Please render every line of the listing below as a JSON list of strings, one string per line, omitting any blank lines.

-- Start of THE DATA --

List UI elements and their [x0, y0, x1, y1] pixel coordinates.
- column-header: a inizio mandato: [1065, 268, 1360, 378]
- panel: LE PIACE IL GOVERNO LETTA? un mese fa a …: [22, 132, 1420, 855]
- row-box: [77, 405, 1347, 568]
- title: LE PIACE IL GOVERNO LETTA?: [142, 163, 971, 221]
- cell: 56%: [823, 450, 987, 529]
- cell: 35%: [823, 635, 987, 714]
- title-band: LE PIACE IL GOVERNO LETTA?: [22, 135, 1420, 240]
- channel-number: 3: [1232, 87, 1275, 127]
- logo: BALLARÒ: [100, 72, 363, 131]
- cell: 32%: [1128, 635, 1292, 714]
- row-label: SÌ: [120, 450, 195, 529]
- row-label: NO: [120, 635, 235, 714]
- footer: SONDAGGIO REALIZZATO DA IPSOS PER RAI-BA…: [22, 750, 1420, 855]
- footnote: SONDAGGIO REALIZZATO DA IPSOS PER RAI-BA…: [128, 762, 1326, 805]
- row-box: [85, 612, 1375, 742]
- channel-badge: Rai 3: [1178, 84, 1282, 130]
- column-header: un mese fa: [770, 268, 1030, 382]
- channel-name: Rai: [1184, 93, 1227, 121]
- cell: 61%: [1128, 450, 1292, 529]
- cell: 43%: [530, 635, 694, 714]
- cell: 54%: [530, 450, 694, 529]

-- End of THE DATA --

TASK ANSWER —
[
  "List UI elements and their [x0, y0, x1, y1] pixel coordinates.",
  "- column-header: a inizio mandato: [1065, 268, 1360, 378]",
  "- panel: LE PIACE IL GOVERNO LETTA? un mese fa a …: [22, 132, 1420, 855]",
  "- row-box: [77, 405, 1347, 568]",
  "- title: LE PIACE IL GOVERNO LETTA?: [142, 163, 971, 221]",
  "- cell: 56%: [823, 450, 987, 529]",
  "- cell: 35%: [823, 635, 987, 714]",
  "- title-band: LE PIACE IL GOVERNO LETTA?: [22, 135, 1420, 240]",
  "- channel-number: 3: [1232, 87, 1275, 127]",
  "- logo: BALLARÒ: [100, 72, 363, 131]",
  "- cell: 32%: [1128, 635, 1292, 714]",
  "- row-label: SÌ: [120, 450, 195, 529]",
  "- row-label: NO: [120, 635, 235, 714]",
  "- footer: SONDAGGIO REALIZZATO DA IPSOS PER RAI-BA…: [22, 750, 1420, 855]",
  "- footnote: SONDAGGIO REALIZZATO DA IPSOS PER RAI-BA…: [128, 762, 1326, 805]",
  "- row-box: [85, 612, 1375, 742]",
  "- channel-badge: Rai 3: [1178, 84, 1282, 130]",
  "- column-header: un mese fa: [770, 268, 1030, 382]",
  "- channel-name: Rai: [1184, 93, 1227, 121]",
  "- cell: 61%: [1128, 450, 1292, 529]",
  "- cell: 43%: [530, 635, 694, 714]",
  "- cell: 54%: [530, 450, 694, 529]"
]